PROVIDED MATERIAL:

- - -

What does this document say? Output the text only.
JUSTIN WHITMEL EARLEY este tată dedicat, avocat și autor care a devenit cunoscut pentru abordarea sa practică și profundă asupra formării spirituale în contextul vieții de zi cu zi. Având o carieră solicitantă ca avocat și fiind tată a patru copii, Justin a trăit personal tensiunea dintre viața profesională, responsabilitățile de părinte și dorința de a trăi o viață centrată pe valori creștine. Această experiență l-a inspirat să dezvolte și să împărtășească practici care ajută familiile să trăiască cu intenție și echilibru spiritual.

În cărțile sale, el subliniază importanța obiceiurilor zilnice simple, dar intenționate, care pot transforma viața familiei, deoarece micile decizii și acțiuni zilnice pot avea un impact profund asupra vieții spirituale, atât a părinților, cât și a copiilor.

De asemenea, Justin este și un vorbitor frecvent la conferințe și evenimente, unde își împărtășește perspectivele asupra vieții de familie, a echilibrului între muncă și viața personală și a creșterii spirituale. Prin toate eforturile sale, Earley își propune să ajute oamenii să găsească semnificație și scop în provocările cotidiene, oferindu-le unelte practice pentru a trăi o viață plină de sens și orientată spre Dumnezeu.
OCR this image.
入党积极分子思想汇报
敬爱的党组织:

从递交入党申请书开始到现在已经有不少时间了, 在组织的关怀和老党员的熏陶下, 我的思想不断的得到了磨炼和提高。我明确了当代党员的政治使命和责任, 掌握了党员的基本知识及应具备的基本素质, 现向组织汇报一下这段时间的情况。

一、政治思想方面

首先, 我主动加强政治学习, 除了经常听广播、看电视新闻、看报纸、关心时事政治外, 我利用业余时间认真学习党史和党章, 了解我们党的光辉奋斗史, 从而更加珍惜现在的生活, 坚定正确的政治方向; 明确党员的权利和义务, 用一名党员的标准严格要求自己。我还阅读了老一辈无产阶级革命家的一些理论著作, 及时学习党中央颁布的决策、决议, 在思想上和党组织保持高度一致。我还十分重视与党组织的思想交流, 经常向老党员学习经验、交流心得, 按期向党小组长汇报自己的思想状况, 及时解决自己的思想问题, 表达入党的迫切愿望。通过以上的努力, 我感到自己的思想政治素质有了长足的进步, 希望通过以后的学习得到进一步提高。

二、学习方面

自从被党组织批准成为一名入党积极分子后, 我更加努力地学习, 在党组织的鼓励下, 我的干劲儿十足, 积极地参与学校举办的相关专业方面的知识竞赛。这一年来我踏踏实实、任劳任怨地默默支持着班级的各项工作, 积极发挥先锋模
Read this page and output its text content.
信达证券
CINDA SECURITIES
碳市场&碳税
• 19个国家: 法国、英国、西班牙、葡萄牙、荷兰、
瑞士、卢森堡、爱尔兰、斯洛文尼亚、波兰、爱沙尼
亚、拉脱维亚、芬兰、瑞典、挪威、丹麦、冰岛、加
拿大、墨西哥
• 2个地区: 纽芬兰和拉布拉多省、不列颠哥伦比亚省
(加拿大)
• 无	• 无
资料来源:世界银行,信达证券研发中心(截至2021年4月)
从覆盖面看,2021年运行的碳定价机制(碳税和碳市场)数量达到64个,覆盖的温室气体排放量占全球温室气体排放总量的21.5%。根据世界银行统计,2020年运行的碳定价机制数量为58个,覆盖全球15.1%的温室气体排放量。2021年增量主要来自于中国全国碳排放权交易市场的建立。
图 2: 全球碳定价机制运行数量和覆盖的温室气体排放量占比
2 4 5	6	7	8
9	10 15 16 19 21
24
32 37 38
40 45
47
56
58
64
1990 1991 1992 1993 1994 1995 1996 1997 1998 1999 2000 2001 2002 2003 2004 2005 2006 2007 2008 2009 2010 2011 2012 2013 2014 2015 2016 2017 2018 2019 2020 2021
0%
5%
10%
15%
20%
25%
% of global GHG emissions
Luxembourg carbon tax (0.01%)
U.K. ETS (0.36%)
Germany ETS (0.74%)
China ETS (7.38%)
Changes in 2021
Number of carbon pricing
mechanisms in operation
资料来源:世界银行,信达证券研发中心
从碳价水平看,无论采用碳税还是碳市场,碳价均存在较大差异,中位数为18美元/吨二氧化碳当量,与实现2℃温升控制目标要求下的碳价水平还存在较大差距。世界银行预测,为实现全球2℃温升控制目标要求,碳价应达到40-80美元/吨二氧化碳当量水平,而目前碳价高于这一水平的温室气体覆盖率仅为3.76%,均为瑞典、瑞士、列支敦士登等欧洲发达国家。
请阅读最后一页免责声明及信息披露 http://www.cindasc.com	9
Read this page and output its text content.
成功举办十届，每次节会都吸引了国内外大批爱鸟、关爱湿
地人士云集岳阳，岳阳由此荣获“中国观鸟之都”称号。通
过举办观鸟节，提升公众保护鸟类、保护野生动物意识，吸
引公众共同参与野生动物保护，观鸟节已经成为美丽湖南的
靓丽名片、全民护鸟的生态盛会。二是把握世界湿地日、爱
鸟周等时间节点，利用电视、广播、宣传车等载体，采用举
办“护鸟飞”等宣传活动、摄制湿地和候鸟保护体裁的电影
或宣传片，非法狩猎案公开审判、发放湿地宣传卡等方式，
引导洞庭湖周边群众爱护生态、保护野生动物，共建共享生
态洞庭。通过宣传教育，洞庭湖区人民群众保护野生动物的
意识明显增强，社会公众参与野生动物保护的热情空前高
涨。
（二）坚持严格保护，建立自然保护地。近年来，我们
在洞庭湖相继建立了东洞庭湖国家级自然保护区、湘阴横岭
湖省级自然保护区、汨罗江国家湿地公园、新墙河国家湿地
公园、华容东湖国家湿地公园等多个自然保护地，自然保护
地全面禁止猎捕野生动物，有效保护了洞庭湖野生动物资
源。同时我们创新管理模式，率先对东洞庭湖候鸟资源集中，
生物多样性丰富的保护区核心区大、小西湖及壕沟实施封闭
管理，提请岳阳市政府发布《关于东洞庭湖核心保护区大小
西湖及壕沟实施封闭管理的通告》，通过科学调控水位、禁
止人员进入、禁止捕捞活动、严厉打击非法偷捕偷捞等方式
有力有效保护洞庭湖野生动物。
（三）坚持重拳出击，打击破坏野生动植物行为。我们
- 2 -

- - -

WRITTEN TASK:
In the records above, locate every line with the string "资料来源" and copy it.

TASK OUTPUT:
资料来源:世界银行,信达证券研发中心(截至2021年4月)
资料来源:世界银行,信达证券研发中心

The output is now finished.